**SET EXERCISE**
Transcribe the lines below verbatim, skipping the images.

Rows from a dataset
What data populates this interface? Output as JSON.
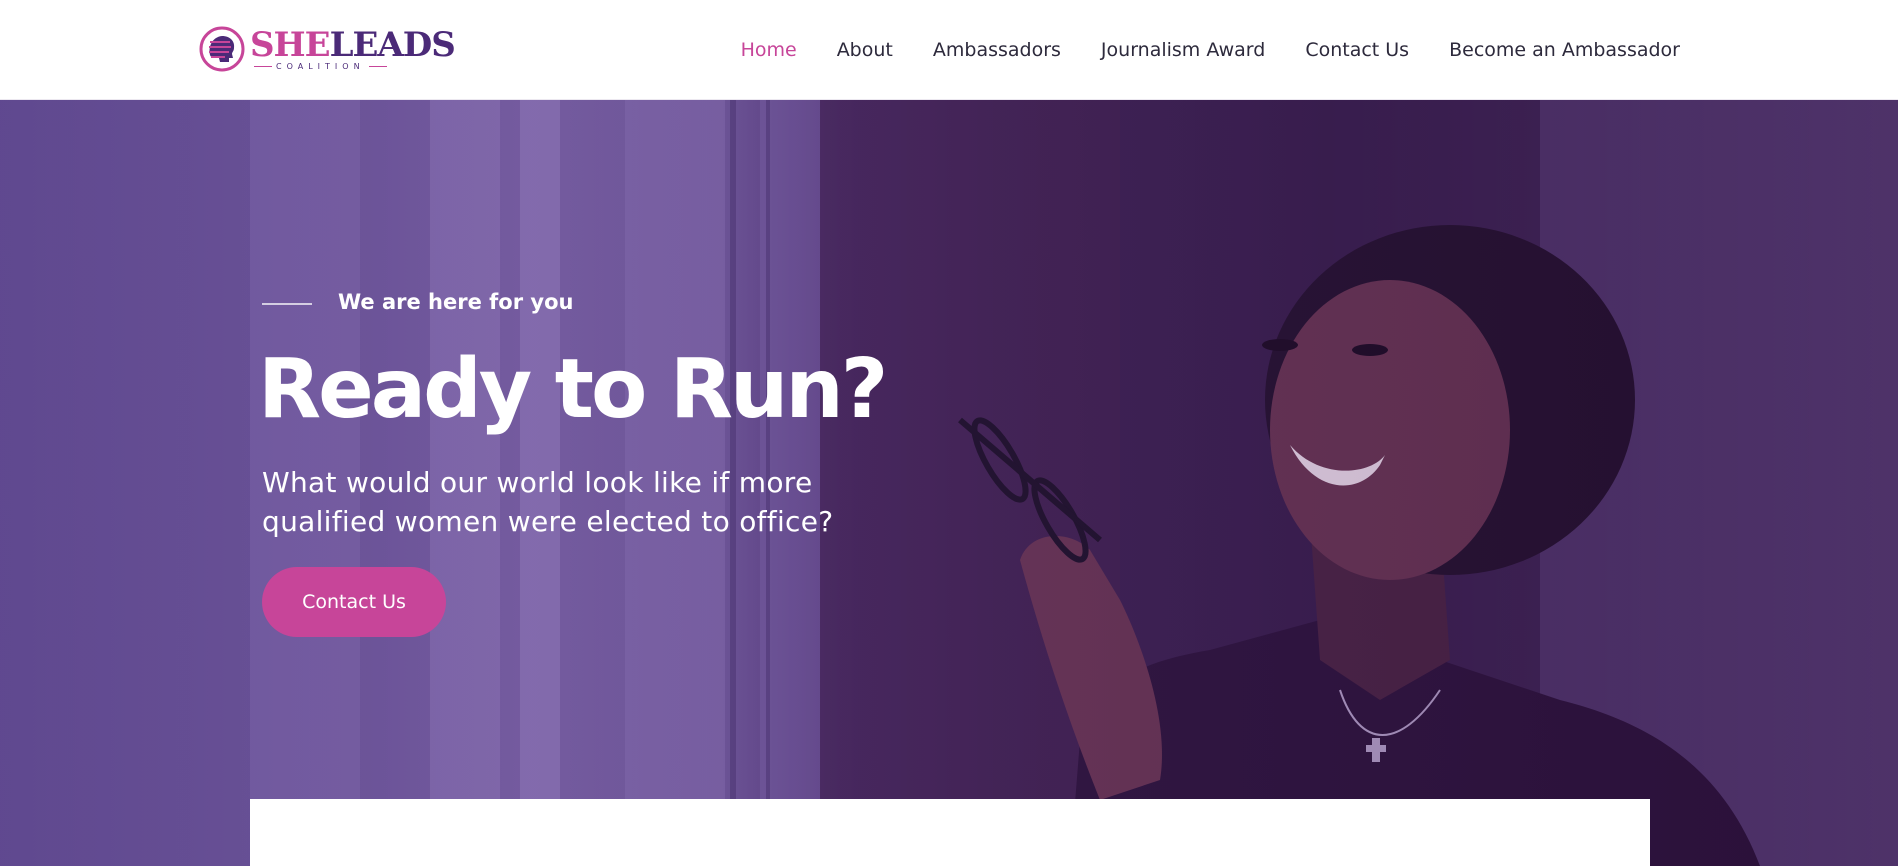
{
  "brand": {
    "she": "SHE",
    "leads": "LEADS",
    "subtitle": "COALITION",
    "logo_icon": "silhouette-head-icon"
  },
  "nav": {
    "items": [
      {
        "label": "Home",
        "active": true
      },
      {
        "label": "About",
        "active": false
      },
      {
        "label": "Ambassadors",
        "active": false
      },
      {
        "label": "Journalism Award",
        "active": false
      },
      {
        "label": "Contact Us",
        "active": false
      },
      {
        "label": "Become an Ambassador",
        "active": false
      }
    ]
  },
  "hero": {
    "eyebrow": "We are here for you",
    "title": "Ready to Run?",
    "subtitle_line1": "What would our world look like if more",
    "subtitle_line2": "qualified women were elected to office?",
    "cta_label": "Contact Us",
    "image_subject": "smiling woman holding glasses"
  },
  "colors": {
    "accent": "#c74599",
    "brand_dark": "#4b2a78",
    "nav_text": "#2d2a3c",
    "hero_tint": "#5d4a8c"
  }
}
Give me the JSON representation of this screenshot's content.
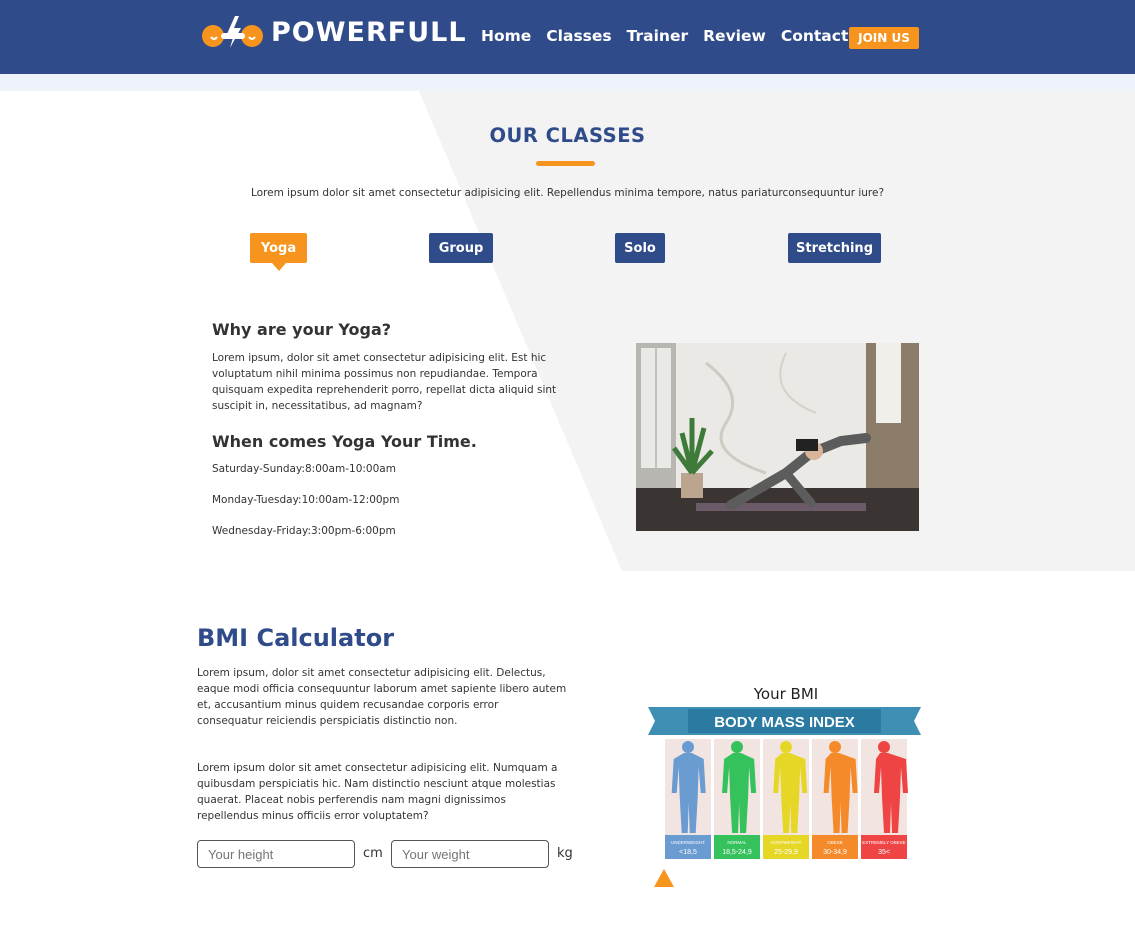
{
  "brand": {
    "name": "POWERFULL"
  },
  "nav": {
    "links": [
      "Home",
      "Classes",
      "Trainer",
      "Review",
      "Contact"
    ],
    "join_label": "JOIN US"
  },
  "classes": {
    "title": "OUR CLASSES",
    "intro": "Lorem ipsum dolor sit amet consectetur adipisicing elit. Repellendus minima tempore, natus pariaturconsequuntur iure?",
    "tabs": [
      "Yoga",
      "Group",
      "Solo",
      "Stretching"
    ],
    "active_tab": "Yoga",
    "why_title": "Why are your Yoga?",
    "why_text": "Lorem ipsum, dolor sit amet consectetur adipisicing elit. Est hic voluptatum nihil minima possimus non repudiandae. Tempora quisquam expedita reprehenderit porro, repellat dicta aliquid sint suscipit in, necessitatibus, ad magnam?",
    "when_title": "When comes Yoga Your Time.",
    "schedule": [
      "Saturday-Sunday:8:00am-10:00am",
      "Monday-Tuesday:10:00am-12:00pm",
      "Wednesday-Friday:3:00pm-6:00pm"
    ]
  },
  "bmi": {
    "title": "BMI Calculator",
    "para1": "Lorem ipsum, dolor sit amet consectetur adipisicing elit. Delectus, eaque modi officia consequuntur laborum amet sapiente libero autem et, accusantium minus quidem recusandae corporis error consequatur reiciendis perspiciatis distinctio non.",
    "para2": "Lorem ipsum dolor sit amet consectetur adipisicing elit. Numquam a quibusdam perspiciatis hic. Nam distinctio nesciunt atque molestias quaerat. Placeat nobis perferendis nam magni dignissimos repellendus minus officiis error voluptatem?",
    "height_placeholder": "Your height",
    "height_unit": "cm",
    "weight_placeholder": "Your weight",
    "weight_unit": "kg",
    "result_label": "Your BMI",
    "chart": {
      "banner": "BODY MASS INDEX",
      "categories": [
        {
          "name": "UNDERWEIGHT",
          "range": "<18,5",
          "color": "#6a9bd1"
        },
        {
          "name": "NORMAL",
          "range": "18,5-24,9",
          "color": "#35c15b"
        },
        {
          "name": "OVERWEIGHT",
          "range": "25-29,9",
          "color": "#e6d727"
        },
        {
          "name": "OBESE",
          "range": "30-34,9",
          "color": "#f58a2a"
        },
        {
          "name": "EXTREMELY OBESE",
          "range": "35<",
          "color": "#ef4444"
        }
      ]
    }
  },
  "colors": {
    "primary": "#2f4b8a",
    "accent": "#f7941d",
    "panel": "#f3f3f3"
  }
}
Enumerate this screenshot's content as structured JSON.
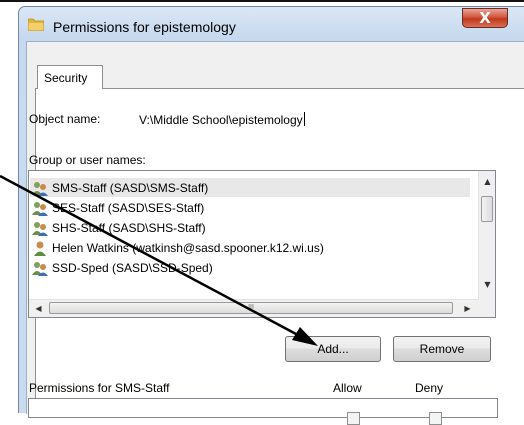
{
  "window": {
    "title": "Permissions for epistemology",
    "close_label": "X"
  },
  "tabs": [
    {
      "label": "Security"
    }
  ],
  "object": {
    "label": "Object name:",
    "value": "V:\\Middle School\\epistemology"
  },
  "group_list": {
    "label": "Group or user names:",
    "items": [
      {
        "name": "SMS-Staff (SASD\\SMS-Staff)",
        "icon": "group-icon",
        "selected": true
      },
      {
        "name": "SES-Staff (SASD\\SES-Staff)",
        "icon": "group-icon",
        "selected": false
      },
      {
        "name": "SHS-Staff (SASD\\SHS-Staff)",
        "icon": "group-icon",
        "selected": false
      },
      {
        "name": "Helen Watkins (watkinsh@sasd.spooner.k12.wi.us)",
        "icon": "user-icon",
        "selected": false
      },
      {
        "name": "SSD-Sped (SASD\\SSD-Sped)",
        "icon": "group-icon",
        "selected": false
      }
    ],
    "scroll_up": "▲",
    "scroll_down": "▼",
    "scroll_left": "◀",
    "scroll_right": "▶",
    "thumb_grip": "III"
  },
  "buttons": {
    "add": "Add...",
    "remove": "Remove"
  },
  "permissions": {
    "label": "Permissions for SMS-Staff",
    "allow": "Allow",
    "deny": "Deny"
  },
  "colors": {
    "close_button": "#c0391d",
    "window_frame": "#c7d9ee",
    "folder": "#e6b43c"
  }
}
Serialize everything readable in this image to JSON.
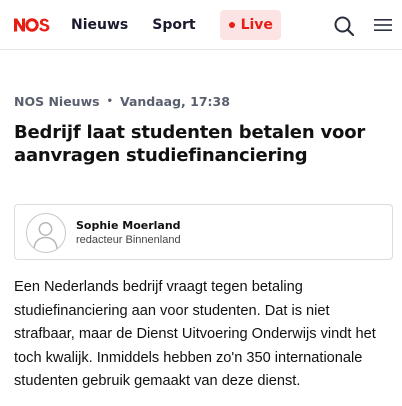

**EXERCISE ANSWER**
What data populates this interface? Output as JSON.
{
  "brand": {
    "she": "SHE",
    "leads": "LEADS",
    "subtitle": "COALITION",
    "logo_icon": "silhouette-head-icon"
  },
  "nav": {
    "items": [
      {
        "label": "Home",
        "active": true
      },
      {
        "label": "About",
        "active": false
      },
      {
        "label": "Ambassadors",
        "active": false
      },
      {
        "label": "Journalism Award",
        "active": false
      },
      {
        "label": "Contact Us",
        "active": false
      },
      {
        "label": "Become an Ambassador",
        "active": false
      }
    ]
  },
  "hero": {
    "eyebrow": "We are here for you",
    "title": "Ready to Run?",
    "subtitle_line1": "What would our world look like if more",
    "subtitle_line2": "qualified women were elected to office?",
    "cta_label": "Contact Us",
    "image_subject": "smiling woman holding glasses"
  },
  "colors": {
    "accent": "#c74599",
    "brand_dark": "#4b2a78",
    "nav_text": "#2d2a3c",
    "hero_tint": "#5d4a8c"
  }
}
Give me the JSON representation of this screenshot's content.
{
  "brand": {
    "name": "POWERFULL"
  },
  "nav": {
    "links": [
      "Home",
      "Classes",
      "Trainer",
      "Review",
      "Contact"
    ],
    "join_label": "JOIN US"
  },
  "classes": {
    "title": "OUR CLASSES",
    "intro": "Lorem ipsum dolor sit amet consectetur adipisicing elit. Repellendus minima tempore, natus pariaturconsequuntur iure?",
    "tabs": [
      "Yoga",
      "Group",
      "Solo",
      "Stretching"
    ],
    "active_tab": "Yoga",
    "why_title": "Why are your Yoga?",
    "why_text": "Lorem ipsum, dolor sit amet consectetur adipisicing elit. Est hic voluptatum nihil minima possimus non repudiandae. Tempora quisquam expedita reprehenderit porro, repellat dicta aliquid sint suscipit in, necessitatibus, ad magnam?",
    "when_title": "When comes Yoga Your Time.",
    "schedule": [
      "Saturday-Sunday:8:00am-10:00am",
      "Monday-Tuesday:10:00am-12:00pm",
      "Wednesday-Friday:3:00pm-6:00pm"
    ]
  },
  "bmi": {
    "title": "BMI Calculator",
    "para1": "Lorem ipsum, dolor sit amet consectetur adipisicing elit. Delectus, eaque modi officia consequuntur laborum amet sapiente libero autem et, accusantium minus quidem recusandae corporis error consequatur reiciendis perspiciatis distinctio non.",
    "para2": "Lorem ipsum dolor sit amet consectetur adipisicing elit. Numquam a quibusdam perspiciatis hic. Nam distinctio nesciunt atque molestias quaerat. Placeat nobis perferendis nam magni dignissimos repellendus minus officiis error voluptatem?",
    "height_placeholder": "Your height",
    "height_unit": "cm",
    "weight_placeholder": "Your weight",
    "weight_unit": "kg",
    "result_label": "Your BMI",
    "chart": {
      "banner": "BODY MASS INDEX",
      "categories": [
        {
          "name": "UNDERWEIGHT",
          "range": "<18,5",
          "color": "#6a9bd1"
        },
        {
          "name": "NORMAL",
          "range": "18,5-24,9",
          "color": "#35c15b"
        },
        {
          "name": "OVERWEIGHT",
          "range": "25-29,9",
          "color": "#e6d727"
        },
        {
          "name": "OBESE",
          "range": "30-34,9",
          "color": "#f58a2a"
        },
        {
          "name": "EXTREMELY OBESE",
          "range": "35<",
          "color": "#ef4444"
        }
      ]
    }
  },
  "colors": {
    "primary": "#2f4b8a",
    "accent": "#f7941d",
    "panel": "#f3f3f3"
  }
}
Enumerate this screenshot's content as structured JSON.
{
  "window": {
    "title": "Permissions for epistemology",
    "close_label": "X"
  },
  "tabs": [
    {
      "label": "Security"
    }
  ],
  "object": {
    "label": "Object name:",
    "value": "V:\\Middle School\\epistemology"
  },
  "group_list": {
    "label": "Group or user names:",
    "items": [
      {
        "name": "SMS-Staff (SASD\\SMS-Staff)",
        "icon": "group-icon",
        "selected": true
      },
      {
        "name": "SES-Staff (SASD\\SES-Staff)",
        "icon": "group-icon",
        "selected": false
      },
      {
        "name": "SHS-Staff (SASD\\SHS-Staff)",
        "icon": "group-icon",
        "selected": false
      },
      {
        "name": "Helen Watkins (watkinsh@sasd.spooner.k12.wi.us)",
        "icon": "user-icon",
        "selected": false
      },
      {
        "name": "SSD-Sped (SASD\\SSD-Sped)",
        "icon": "group-icon",
        "selected": false
      }
    ],
    "scroll_up": "▲",
    "scroll_down": "▼",
    "scroll_left": "◀",
    "scroll_right": "▶",
    "thumb_grip": "III"
  },
  "buttons": {
    "add": "Add...",
    "remove": "Remove"
  },
  "permissions": {
    "label": "Permissions for SMS-Staff",
    "allow": "Allow",
    "deny": "Deny"
  },
  "colors": {
    "close_button": "#c0391d",
    "window_frame": "#c7d9ee",
    "folder": "#e6b43c"
  }
}
Serialize everything readable in this image to JSON.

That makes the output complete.